_YOUR OBJECTIVE_: From the entries that follow, gather each line holding the word "this".

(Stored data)
━━━━━━━━━━

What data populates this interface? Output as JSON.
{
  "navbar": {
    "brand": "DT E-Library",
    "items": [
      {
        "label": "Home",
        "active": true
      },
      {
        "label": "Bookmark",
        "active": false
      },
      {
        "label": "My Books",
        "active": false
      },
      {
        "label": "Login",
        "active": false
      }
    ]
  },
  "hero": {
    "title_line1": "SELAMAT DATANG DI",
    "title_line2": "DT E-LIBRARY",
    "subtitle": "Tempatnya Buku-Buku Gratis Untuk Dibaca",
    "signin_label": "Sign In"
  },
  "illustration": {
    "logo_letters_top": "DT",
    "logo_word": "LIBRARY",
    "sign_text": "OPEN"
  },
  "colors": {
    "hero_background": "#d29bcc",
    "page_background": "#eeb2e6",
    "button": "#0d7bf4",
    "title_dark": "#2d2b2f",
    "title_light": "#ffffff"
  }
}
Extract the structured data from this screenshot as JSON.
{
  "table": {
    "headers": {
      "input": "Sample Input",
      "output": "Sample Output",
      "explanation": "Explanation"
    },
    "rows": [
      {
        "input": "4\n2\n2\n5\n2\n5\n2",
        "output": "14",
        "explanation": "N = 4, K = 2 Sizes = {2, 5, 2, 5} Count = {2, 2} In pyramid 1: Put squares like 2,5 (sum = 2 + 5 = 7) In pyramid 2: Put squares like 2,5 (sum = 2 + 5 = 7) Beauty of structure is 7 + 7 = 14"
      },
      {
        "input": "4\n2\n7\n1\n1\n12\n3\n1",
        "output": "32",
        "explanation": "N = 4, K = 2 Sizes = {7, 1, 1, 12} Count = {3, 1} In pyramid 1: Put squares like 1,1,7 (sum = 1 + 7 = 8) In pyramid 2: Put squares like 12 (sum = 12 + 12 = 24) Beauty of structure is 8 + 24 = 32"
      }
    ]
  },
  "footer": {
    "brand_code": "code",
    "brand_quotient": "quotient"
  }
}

━━━━━━━━━━

_FINAL RESULT_:
What data populates this interface? Output as JSON.
Extract the structured data from this screenshot as JSON.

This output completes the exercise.